§ Required task:
Of all the lines in the material, how many include the word "通信及消费电子设备比重下降"? Reply with the number alone.

§ Task inputs:
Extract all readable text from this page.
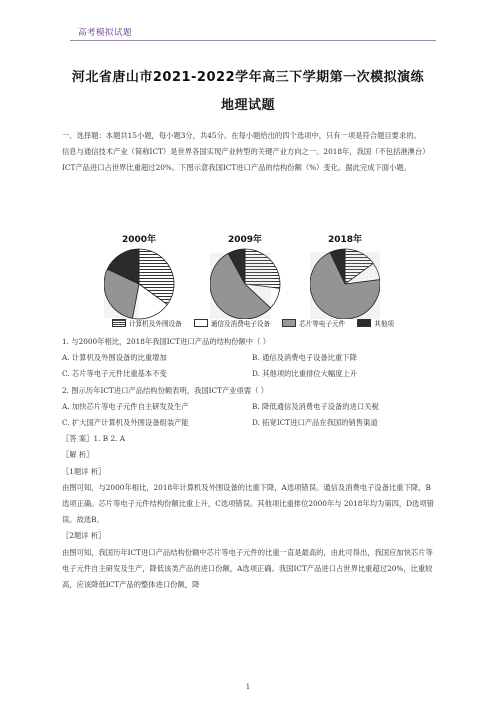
高考模拟试题
河北省唐山市2021-2022学年高三下学期第一次模拟演练
地理试题

一、选择题：本题共15小题，每小题3分，共45分。在每小题给出的四个选项中，只有一项是符合题目要求的。

信息与通信技术产业（简称ICT）是世界各国实现产业转型的关键产业方向之一。2018年，我国（不包括港澳台）ICT产品进口占世界比重超过20%。下图示意我国ICT进口产品的结构份额（%）变化。据此完成下面小题。

2000年	2009年	2018年
计算机及外围设备	通信及消费电子设备	芯片等电子元件	其他项

1. 与2000年相比，2018年我国ICT进口产品的结构份额中（ ）

A. 计算机及外围设备的比重增加	B. 通信及消费电子设备比重下降
C. 芯片等电子元件比重基本不变	D. 其他项的比重排位大幅度上升

2. 图示历年ICT进口产品结构份额表明，我国ICT产业亟需（ ）

A. 加快芯片等电子元件自主研发及生产	B. 降低通信及消费电子设备的进口关税
C. 扩大国产计算机及外围设备组装产能	D. 拓宽ICT进口产品在我国的销售渠道

〖答 案〗1. B 2. A

〖解 析〗

〖1题详 析〗

由图可知，与2000年相比，2018年计算机及外围设备的比重下降，A选项错误。通信及消费电子设备比重下降，B选项正确。芯片等电子元件结构份额比重上升，C选项错误。其他项比重排位2000年与 2018年均为第四，D选项错误。故选B。

〖2题详 析〗

由图可知，我国历年ICT进口产品结构份额中芯片等电子元件的比重一直是最高的，由此可得出，我国应加快芯片等电子元件自主研发及生产，降低该类产品的进口份额，A选项正确。我国ICT产品进口占世界比重超过20%，比重较高，应该降低ICT产品的整体进口份额，降

1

§ Result for this exercise:
2